WORK TO DO:
Pick out every line of the data below that contains the word "elements", matching upper and lower case exactly.

DATASET RECORDS:
|---|

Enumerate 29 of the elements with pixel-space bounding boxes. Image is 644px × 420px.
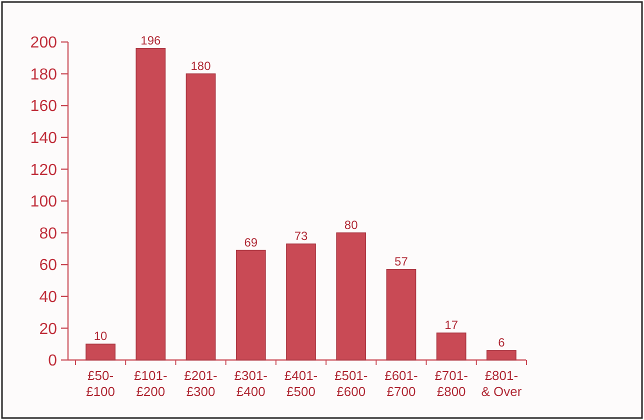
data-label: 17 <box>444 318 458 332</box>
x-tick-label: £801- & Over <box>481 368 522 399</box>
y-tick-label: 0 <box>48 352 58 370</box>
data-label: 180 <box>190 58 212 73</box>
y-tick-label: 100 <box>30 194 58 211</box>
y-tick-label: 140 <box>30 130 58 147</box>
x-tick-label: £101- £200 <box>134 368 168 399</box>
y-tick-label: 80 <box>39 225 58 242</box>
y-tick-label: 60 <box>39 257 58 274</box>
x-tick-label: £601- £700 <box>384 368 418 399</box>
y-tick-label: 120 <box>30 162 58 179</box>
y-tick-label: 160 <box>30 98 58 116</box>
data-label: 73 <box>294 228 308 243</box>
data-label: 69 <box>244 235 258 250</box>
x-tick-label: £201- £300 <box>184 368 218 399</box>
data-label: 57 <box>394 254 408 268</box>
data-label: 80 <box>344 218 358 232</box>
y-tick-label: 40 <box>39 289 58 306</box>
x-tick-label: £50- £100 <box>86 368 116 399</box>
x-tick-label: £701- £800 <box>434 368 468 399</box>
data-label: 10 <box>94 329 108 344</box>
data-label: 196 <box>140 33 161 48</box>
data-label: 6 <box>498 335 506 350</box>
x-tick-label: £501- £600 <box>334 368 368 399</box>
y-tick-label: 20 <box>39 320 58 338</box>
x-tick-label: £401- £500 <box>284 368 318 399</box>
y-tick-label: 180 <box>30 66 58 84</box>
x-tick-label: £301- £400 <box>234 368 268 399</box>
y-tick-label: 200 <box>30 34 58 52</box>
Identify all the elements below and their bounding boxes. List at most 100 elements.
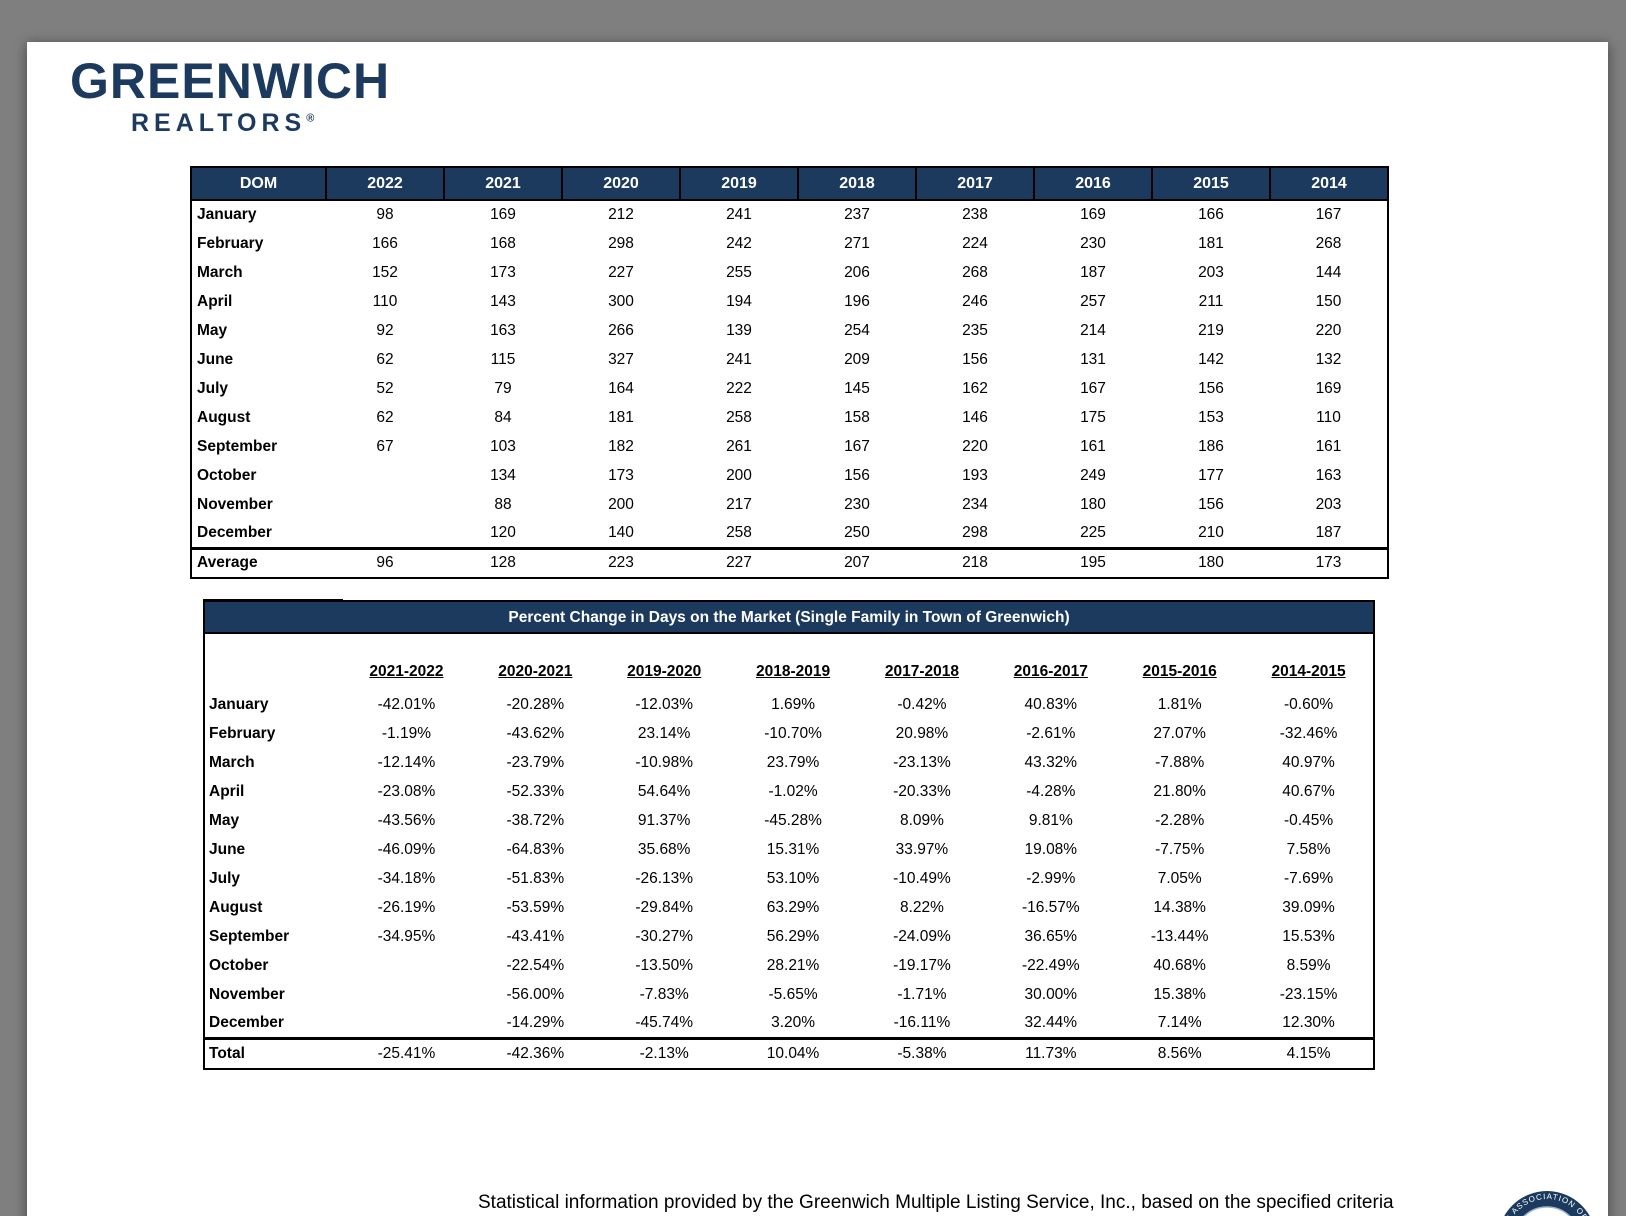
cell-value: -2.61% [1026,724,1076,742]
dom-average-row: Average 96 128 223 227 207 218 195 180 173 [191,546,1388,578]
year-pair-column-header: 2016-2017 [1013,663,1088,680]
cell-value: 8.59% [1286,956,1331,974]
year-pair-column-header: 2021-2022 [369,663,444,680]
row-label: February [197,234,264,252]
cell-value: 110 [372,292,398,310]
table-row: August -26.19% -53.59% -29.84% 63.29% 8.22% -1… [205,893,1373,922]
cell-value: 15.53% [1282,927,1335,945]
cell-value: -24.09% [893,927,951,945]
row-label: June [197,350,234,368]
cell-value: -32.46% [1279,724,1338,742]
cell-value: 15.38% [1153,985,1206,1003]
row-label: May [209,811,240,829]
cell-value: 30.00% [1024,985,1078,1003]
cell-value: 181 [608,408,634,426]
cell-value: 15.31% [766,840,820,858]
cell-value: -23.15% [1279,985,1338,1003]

|---|

RESPONSE FOR THIS EXERCISE:
Enumerate 29 of the elements with pixel-space bounding boxes. Image is 644px × 420px.
Identify all the elements below and their bounding boxes. List at most 100 elements.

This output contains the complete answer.